### Stated task
Find and copy each line of the records where the string "year" shows up.

-- start Data provided --

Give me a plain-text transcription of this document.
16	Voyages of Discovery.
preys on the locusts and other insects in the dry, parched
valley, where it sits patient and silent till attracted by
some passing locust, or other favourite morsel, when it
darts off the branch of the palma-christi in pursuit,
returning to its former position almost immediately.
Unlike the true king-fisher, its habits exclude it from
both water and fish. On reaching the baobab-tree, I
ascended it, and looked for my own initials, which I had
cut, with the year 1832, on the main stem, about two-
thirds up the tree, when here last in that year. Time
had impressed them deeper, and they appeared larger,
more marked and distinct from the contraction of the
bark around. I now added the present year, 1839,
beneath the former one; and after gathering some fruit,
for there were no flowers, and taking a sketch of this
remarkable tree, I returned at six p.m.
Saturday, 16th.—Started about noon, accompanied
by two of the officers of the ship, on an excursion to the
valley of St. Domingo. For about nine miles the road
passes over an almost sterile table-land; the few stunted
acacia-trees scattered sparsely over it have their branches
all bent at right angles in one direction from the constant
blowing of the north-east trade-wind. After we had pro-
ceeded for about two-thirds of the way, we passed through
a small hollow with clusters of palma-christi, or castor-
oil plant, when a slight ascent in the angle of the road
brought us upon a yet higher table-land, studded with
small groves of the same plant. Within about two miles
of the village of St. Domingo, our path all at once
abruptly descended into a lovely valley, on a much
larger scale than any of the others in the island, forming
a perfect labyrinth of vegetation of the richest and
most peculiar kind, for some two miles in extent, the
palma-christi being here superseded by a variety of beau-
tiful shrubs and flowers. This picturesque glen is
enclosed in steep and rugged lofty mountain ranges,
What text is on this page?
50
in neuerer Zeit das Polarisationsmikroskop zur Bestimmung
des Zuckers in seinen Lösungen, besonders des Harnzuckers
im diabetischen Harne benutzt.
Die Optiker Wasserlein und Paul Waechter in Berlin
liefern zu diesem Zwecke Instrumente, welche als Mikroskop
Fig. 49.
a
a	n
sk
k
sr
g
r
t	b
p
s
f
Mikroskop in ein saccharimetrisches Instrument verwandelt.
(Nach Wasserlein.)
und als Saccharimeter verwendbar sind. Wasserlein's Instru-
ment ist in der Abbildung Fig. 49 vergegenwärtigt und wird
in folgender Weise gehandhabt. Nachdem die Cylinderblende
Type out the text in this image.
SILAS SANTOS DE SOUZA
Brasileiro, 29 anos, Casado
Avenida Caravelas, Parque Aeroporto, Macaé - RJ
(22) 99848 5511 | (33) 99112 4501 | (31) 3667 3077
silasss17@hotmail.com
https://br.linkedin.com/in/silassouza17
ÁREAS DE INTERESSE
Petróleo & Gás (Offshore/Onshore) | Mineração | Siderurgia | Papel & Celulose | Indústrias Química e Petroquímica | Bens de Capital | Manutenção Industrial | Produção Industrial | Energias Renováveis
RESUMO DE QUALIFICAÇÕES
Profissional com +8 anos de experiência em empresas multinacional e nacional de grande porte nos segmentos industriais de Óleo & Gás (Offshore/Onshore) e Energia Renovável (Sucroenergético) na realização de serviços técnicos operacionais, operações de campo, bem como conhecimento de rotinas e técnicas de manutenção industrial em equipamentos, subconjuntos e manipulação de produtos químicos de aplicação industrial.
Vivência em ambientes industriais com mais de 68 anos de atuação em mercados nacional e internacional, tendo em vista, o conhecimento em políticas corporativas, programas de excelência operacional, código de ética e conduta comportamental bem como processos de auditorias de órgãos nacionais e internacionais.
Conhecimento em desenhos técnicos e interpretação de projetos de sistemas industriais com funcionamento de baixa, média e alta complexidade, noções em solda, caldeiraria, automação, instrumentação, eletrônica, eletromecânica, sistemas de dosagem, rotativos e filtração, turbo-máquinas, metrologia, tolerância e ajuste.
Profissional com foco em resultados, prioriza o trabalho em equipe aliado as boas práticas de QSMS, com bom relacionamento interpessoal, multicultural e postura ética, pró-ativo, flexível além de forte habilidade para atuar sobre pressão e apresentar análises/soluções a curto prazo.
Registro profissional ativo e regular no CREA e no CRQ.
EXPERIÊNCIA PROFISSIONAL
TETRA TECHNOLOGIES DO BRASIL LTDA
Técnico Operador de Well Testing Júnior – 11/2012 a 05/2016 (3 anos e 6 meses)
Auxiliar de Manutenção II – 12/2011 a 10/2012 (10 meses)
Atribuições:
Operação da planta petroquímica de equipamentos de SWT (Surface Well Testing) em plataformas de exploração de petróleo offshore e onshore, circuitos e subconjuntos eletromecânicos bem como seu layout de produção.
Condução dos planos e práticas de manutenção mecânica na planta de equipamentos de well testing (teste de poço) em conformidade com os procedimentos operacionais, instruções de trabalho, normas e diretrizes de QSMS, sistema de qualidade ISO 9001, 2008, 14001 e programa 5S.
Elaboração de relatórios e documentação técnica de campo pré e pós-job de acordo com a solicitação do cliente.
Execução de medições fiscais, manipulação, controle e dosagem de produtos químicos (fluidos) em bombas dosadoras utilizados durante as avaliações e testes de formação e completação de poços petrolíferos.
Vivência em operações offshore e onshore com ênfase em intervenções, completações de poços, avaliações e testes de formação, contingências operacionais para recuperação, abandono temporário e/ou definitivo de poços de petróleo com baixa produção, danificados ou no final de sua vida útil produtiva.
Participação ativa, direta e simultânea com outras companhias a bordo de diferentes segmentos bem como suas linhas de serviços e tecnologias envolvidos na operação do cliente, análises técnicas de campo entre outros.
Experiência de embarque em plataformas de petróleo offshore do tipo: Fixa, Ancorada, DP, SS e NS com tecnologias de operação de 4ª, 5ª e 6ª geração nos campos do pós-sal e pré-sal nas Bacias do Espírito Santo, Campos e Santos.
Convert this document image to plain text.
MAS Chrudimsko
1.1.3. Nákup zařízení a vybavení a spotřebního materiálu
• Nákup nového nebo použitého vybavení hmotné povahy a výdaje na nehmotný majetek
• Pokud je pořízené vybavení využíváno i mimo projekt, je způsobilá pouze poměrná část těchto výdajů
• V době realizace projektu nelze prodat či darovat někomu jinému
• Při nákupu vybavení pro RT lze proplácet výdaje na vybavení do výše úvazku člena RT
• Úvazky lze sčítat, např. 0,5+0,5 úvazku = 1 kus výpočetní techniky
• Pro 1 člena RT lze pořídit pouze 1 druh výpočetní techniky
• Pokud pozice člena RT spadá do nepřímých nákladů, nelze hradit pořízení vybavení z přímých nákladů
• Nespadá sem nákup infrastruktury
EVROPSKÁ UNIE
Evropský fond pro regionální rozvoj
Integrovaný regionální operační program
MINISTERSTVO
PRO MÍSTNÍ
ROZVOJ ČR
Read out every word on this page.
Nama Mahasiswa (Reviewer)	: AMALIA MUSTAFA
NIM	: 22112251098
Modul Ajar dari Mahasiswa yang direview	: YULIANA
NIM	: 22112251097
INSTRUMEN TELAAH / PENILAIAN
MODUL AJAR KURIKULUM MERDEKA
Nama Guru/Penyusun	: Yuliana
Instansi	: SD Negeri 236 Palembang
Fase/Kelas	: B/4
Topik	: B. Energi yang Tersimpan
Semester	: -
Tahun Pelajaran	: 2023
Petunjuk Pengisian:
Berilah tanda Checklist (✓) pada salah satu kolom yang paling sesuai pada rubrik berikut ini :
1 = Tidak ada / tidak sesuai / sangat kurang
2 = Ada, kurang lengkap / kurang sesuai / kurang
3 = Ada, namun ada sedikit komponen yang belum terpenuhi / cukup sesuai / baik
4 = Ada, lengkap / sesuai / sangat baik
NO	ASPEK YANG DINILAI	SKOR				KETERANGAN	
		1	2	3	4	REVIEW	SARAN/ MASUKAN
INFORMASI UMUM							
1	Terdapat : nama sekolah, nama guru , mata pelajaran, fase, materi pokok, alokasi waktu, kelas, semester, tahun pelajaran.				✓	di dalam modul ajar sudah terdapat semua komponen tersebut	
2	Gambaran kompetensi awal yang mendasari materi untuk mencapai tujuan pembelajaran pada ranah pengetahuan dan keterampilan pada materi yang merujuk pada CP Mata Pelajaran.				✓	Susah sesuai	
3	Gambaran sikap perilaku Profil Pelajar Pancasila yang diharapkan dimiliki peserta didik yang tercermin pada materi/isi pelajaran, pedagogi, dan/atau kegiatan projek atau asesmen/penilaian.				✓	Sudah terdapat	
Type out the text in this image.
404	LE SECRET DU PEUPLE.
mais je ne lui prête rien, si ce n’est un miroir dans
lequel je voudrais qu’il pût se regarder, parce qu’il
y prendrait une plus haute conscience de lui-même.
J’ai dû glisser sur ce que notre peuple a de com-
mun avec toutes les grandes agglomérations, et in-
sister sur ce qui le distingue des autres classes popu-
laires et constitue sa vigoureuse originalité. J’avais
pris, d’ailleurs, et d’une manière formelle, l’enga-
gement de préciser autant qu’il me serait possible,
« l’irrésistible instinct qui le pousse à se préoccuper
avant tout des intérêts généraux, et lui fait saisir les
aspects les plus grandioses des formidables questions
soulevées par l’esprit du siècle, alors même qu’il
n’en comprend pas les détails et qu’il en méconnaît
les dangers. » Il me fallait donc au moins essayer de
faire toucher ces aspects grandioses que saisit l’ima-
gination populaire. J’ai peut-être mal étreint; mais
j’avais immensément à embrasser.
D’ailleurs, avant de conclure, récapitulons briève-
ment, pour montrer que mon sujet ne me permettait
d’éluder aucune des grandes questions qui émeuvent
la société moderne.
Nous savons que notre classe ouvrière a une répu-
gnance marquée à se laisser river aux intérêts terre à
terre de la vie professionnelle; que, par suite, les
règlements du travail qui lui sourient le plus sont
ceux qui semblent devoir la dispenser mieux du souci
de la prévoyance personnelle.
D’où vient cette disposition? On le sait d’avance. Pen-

-- end Data provided --

### Correct output
cut, with the year 1832, on the main stem, about two-
thirds up the tree, when here last in that year. Time
bark around. I now added the present year, 1839,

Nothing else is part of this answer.